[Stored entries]

- - - - - - -

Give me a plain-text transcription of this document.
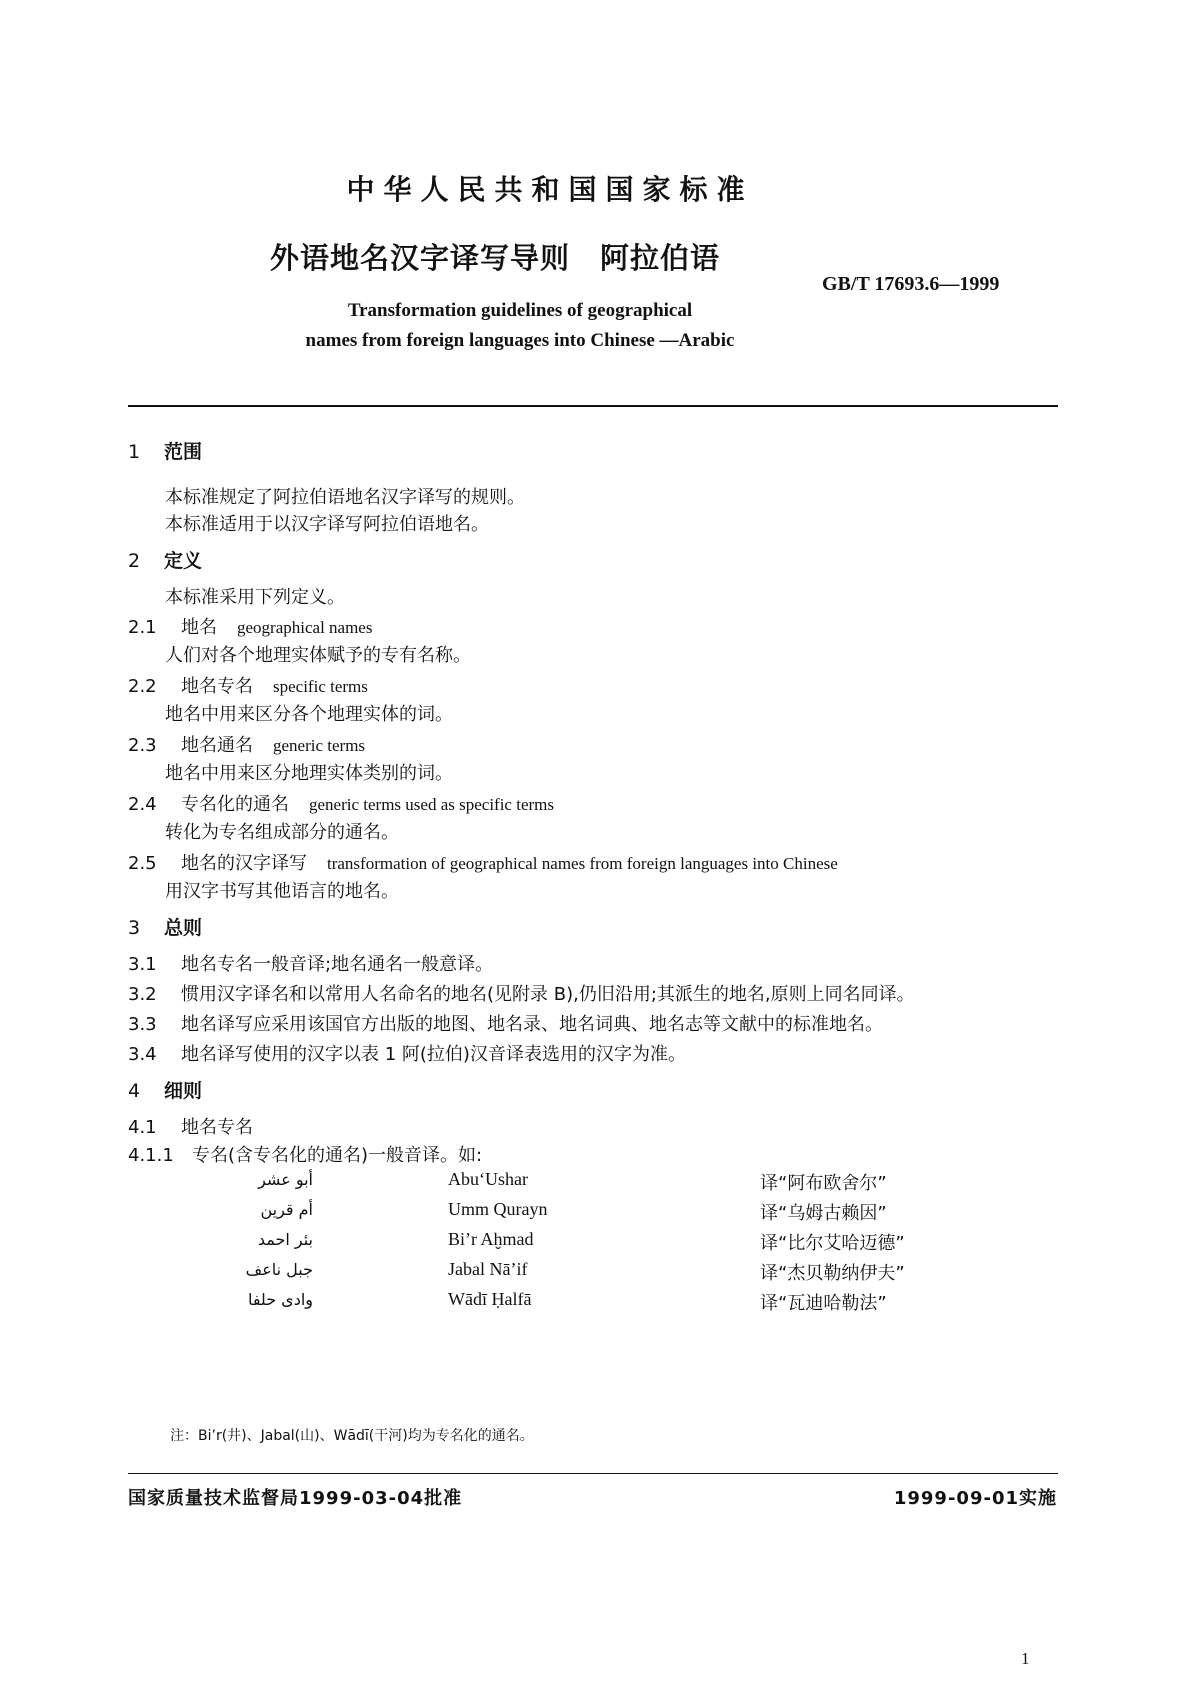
中华人民共和国国家标准
外语地名汉字译写导则　阿拉伯语
GB/T 17693.6—1999
Transformation guidelines of geographical
names from foreign languages into Chinese —Arabic
1 范围
本标准规定了阿拉伯语地名汉字译写的规则。
本标准适用于以汉字译写阿拉伯语地名。
2 定义
本标准采用下列定义。
2.1 地名 geographical names
人们对各个地理实体赋予的专有名称。
2.2 地名专名 specific terms
地名中用来区分各个地理实体的词。
2.3 地名通名 generic terms
地名中用来区分地理实体类别的词。
2.4 专名化的通名 generic terms used as specific terms
转化为专名组成部分的通名。
2.5 地名的汉字译写 transformation of geographical names from foreign languages into Chinese
用汉字书写其他语言的地名。
3 总则
3.1 地名专名一般音译;地名通名一般意译。
3.2 惯用汉字译名和以常用人名命名的地名(见附录 B),仍旧沿用;其派生的地名,原则上同名同译。
3.3 地名译写应采用该国官方出版的地图、地名录、地名词典、地名志等文献中的标准地名。
3.4 地名译写使用的汉字以表 1 阿(拉伯)汉音译表选用的汉字为准。
4 细则
4.1 地名专名
4.1.1 专名(含专名化的通名)一般音译。如:
أبو عشر	Abu‘Ushar	译“阿布欧舍尔”
أم قرين	Umm Qurayn	译“乌姆古赖因”
بئر احمد	Bi’r Aḫmad	译“比尔艾哈迈德”
جبل ناعف	Jabal Nā’if	译“杰贝勒纳伊夫”
وادى حلفا	Wādī Ḥalfā	译“瓦迪哈勒法”
注：Bi’r(井)、Jabal(山)、Wādī(干河)均为专名化的通名。
国家质量技术监督局1999-03-04批准	1999-09-01实施
1
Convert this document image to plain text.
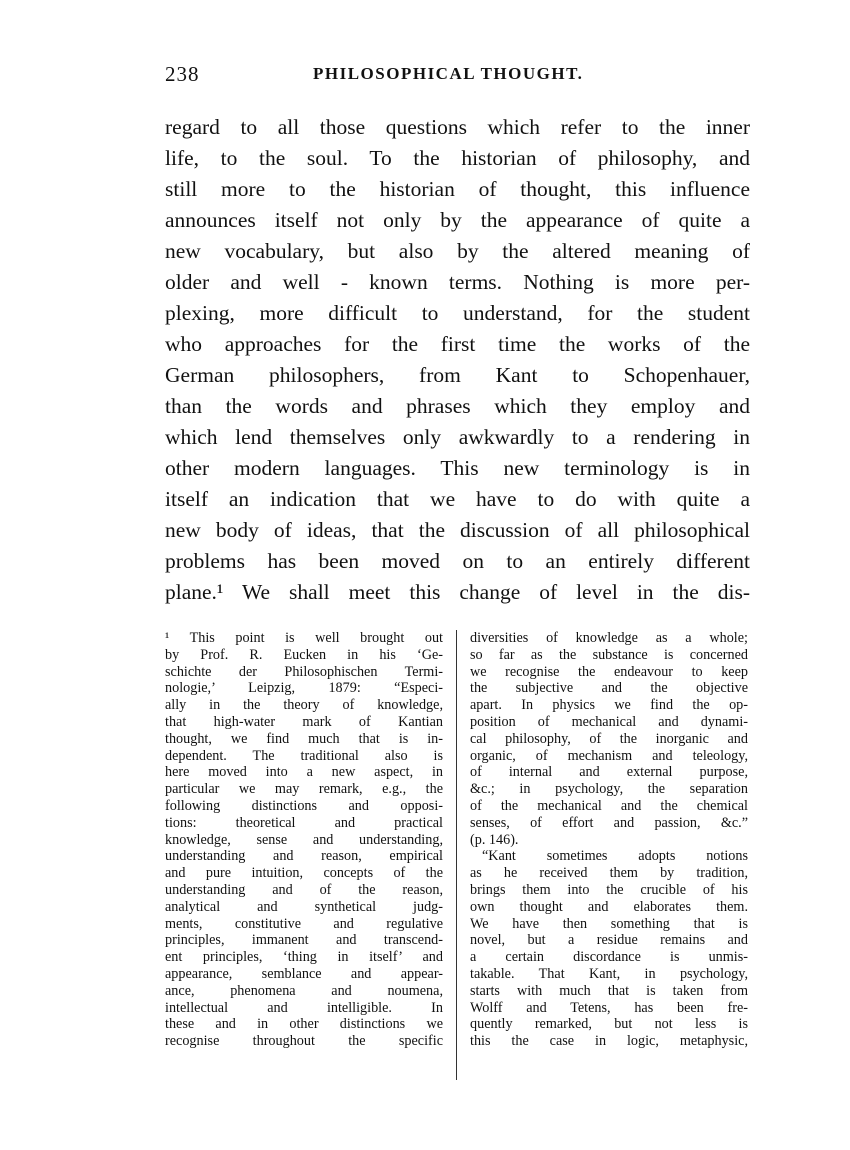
238	PHILOSOPHICAL THOUGHT.
regard to all those questions which refer to the inner
life, to the soul. To the historian of philosophy, and
still more to the historian of thought, this influence
announces itself not only by the appearance of quite a
new vocabulary, but also by the altered meaning of
older and well - known terms. Nothing is more per-
plexing, more difficult to understand, for the student
who approaches for the first time the works of the
German philosophers, from Kant to Schopenhauer,
than the words and phrases which they employ and
which lend themselves only awkwardly to a rendering in
other modern languages. This new terminology is in
itself an indication that we have to do with quite a
new body of ideas, that the discussion of all philosophical
problems has been moved on to an entirely different
plane.¹ We shall meet this change of level in the dis-
¹ This point is well brought out
by Prof. R. Eucken in his ‘Ge-
schichte der Philosophischen Termi-
nologie,’ Leipzig, 1879: “Especi-
ally in the theory of knowledge,
that high-water mark of Kantian
thought, we find much that is in-
dependent. The traditional also is
here moved into a new aspect, in
particular we may remark, e.g., the
following distinctions and opposi-
tions: theoretical and practical
knowledge, sense and understanding,
understanding and reason, empirical
and pure intuition, concepts of the
understanding and of the reason,
analytical and synthetical judg-
ments, constitutive and regulative
principles, immanent and transcend-
ent principles, ‘thing in itself’ and
appearance, semblance and appear-
ance, phenomena and noumena,
intellectual and intelligible. In
these and in other distinctions we
recognise throughout the specific
diversities of knowledge as a whole;
so far as the substance is concerned
we recognise the endeavour to keep
the subjective and the objective
apart. In physics we find the op-
position of mechanical and dynami-
cal philosophy, of the inorganic and
organic, of mechanism and teleology,
of internal and external purpose,
&c.; in psychology, the separation
of the mechanical and the chemical
senses, of effort and passion, &c.”
(p. 146).
“Kant sometimes adopts notions
as he received them by tradition,
brings them into the crucible of his
own thought and elaborates them.
We have then something that is
novel, but a residue remains and
a certain discordance is unmis-
takable. That Kant, in psychology,
starts with much that is taken from
Wolff and Tetens, has been fre-
quently remarked, but not less is
this the case in logic, metaphysic,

- - - - - - -

Quote the records in their entirety, keeping the wording exact and excluding pictures.

Give me a plain-text transcription of this document.
中华人民共和国国家标准
外语地名汉字译写导则　阿拉伯语
GB/T 17693.6—1999
Transformation guidelines of geographical
names from foreign languages into Chinese —Arabic
1 范围
本标准规定了阿拉伯语地名汉字译写的规则。
本标准适用于以汉字译写阿拉伯语地名。
2 定义
本标准采用下列定义。
2.1 地名 geographical names
人们对各个地理实体赋予的专有名称。
2.2 地名专名 specific terms
地名中用来区分各个地理实体的词。
2.3 地名通名 generic terms
地名中用来区分地理实体类别的词。
2.4 专名化的通名 generic terms used as specific terms
转化为专名组成部分的通名。
2.5 地名的汉字译写 transformation of geographical names from foreign languages into Chinese
用汉字书写其他语言的地名。
3 总则
3.1 地名专名一般音译;地名通名一般意译。
3.2 惯用汉字译名和以常用人名命名的地名(见附录 B),仍旧沿用;其派生的地名,原则上同名同译。
3.3 地名译写应采用该国官方出版的地图、地名录、地名词典、地名志等文献中的标准地名。
3.4 地名译写使用的汉字以表 1 阿(拉伯)汉音译表选用的汉字为准。
4 细则
4.1 地名专名
4.1.1 专名(含专名化的通名)一般音译。如:
أبو عشر	Abu‘Ushar	译“阿布欧舍尔”
أم قرين	Umm Qurayn	译“乌姆古赖因”
بئر احمد	Bi’r Aḫmad	译“比尔艾哈迈德”
جبل ناعف	Jabal Nā’if	译“杰贝勒纳伊夫”
وادى حلفا	Wādī Ḥalfā	译“瓦迪哈勒法”
注：Bi’r(井)、Jabal(山)、Wādī(干河)均为专名化的通名。
国家质量技术监督局1999-03-04批准	1999-09-01实施
1
Convert this document image to plain text.
238	PHILOSOPHICAL THOUGHT.
regard to all those questions which refer to the inner
life, to the soul. To the historian of philosophy, and
still more to the historian of thought, this influence
announces itself not only by the appearance of quite a
new vocabulary, but also by the altered meaning of
older and well - known terms. Nothing is more per-
plexing, more difficult to understand, for the student
who approaches for the first time the works of the
German philosophers, from Kant to Schopenhauer,
than the words and phrases which they employ and
which lend themselves only awkwardly to a rendering in
other modern languages. This new terminology is in
itself an indication that we have to do with quite a
new body of ideas, that the discussion of all philosophical
problems has been moved on to an entirely different
plane.¹ We shall meet this change of level in the dis-
¹ This point is well brought out
by Prof. R. Eucken in his ‘Ge-
schichte der Philosophischen Termi-
nologie,’ Leipzig, 1879: “Especi-
ally in the theory of knowledge,
that high-water mark of Kantian
thought, we find much that is in-
dependent. The traditional also is
here moved into a new aspect, in
particular we may remark, e.g., the
following distinctions and opposi-
tions: theoretical and practical
knowledge, sense and understanding,
understanding and reason, empirical
and pure intuition, concepts of the
understanding and of the reason,
analytical and synthetical judg-
ments, constitutive and regulative
principles, immanent and transcend-
ent principles, ‘thing in itself’ and
appearance, semblance and appear-
ance, phenomena and noumena,
intellectual and intelligible. In
these and in other distinctions we
recognise throughout the specific
diversities of knowledge as a whole;
so far as the substance is concerned
we recognise the endeavour to keep
the subjective and the objective
apart. In physics we find the op-
position of mechanical and dynami-
cal philosophy, of the inorganic and
organic, of mechanism and teleology,
of internal and external purpose,
&c.; in psychology, the separation
of the mechanical and the chemical
senses, of effort and passion, &c.”
(p. 146).
“Kant sometimes adopts notions
as he received them by tradition,
brings them into the crucible of his
own thought and elaborates them.
We have then something that is
novel, but a residue remains and
a certain discordance is unmis-
takable. That Kant, in psychology,
starts with much that is taken from
Wolff and Tetens, has been fre-
quently remarked, but not less is
this the case in logic, metaphysic,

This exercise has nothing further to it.